▶ [What to work on]: Count the lines below that include the word "Energy" and write that number alone.

Page content records
○ ○ ○ ○ ○

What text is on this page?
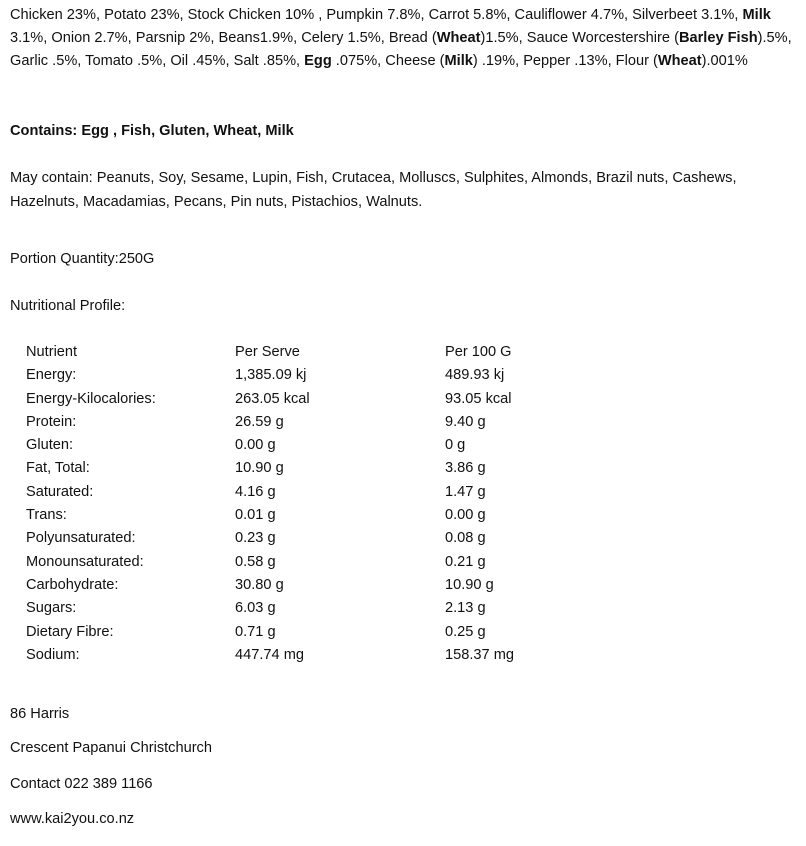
Chicken 23%, Potato 23%, Stock Chicken 10% , Pumpkin 7.8%, Carrot 5.8%, Cauliflower 4.7%, Silverbeet 3.1%, Milk 3.1%, Onion 2.7%, Parsnip 2%, Beans1.9%, Celery 1.5%, Bread (Wheat)1.5%, Sauce Worcestershire (Barley Fish).5%, Garlic .5%, Tomato .5%, Oil .45%, Salt .85%, Egg .075%, Cheese (Milk) .19%, Pepper .13%, Flour (Wheat).001%

Contains: Egg , Fish, Gluten, Wheat, Milk
May contain: Peanuts, Soy, Sesame, Lupin, Fish, Crutacea, Molluscs, Sulphites, Almonds, Brazil nuts, Cashews, Hazelnuts, Macadamias, Pecans, Pin nuts, Pistachios, Walnuts.
Portion Quantity:250G
Nutritional Profile:
Nutrient	Per Serve	Per 100 G
Energy:	1,385.09 kj	489.93 kj
Energy-Kilocalories:	263.05 kcal	93.05 kcal
Protein:	26.59 g	9.40 g
Gluten:	0.00 g	0 g
Fat, Total:	10.90 g	3.86 g
Saturated:	4.16 g	1.47 g
Trans:	0.01 g	0.00 g
Polyunsaturated:	0.23 g	0.08 g
Monounsaturated:	0.58 g	0.21 g
Carbohydrate:	30.80 g	10.90 g
Sugars:	6.03 g	2.13 g
Dietary Fibre:	0.71 g	0.25 g
Sodium:	447.74 mg	158.37 mg
86 Harris
Crescent Papanui Christchurch
Contact 022 389 1166
www.kai2you.co.nz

○ ○ ○ ○ ○

▶ [Output of the exercise]: 2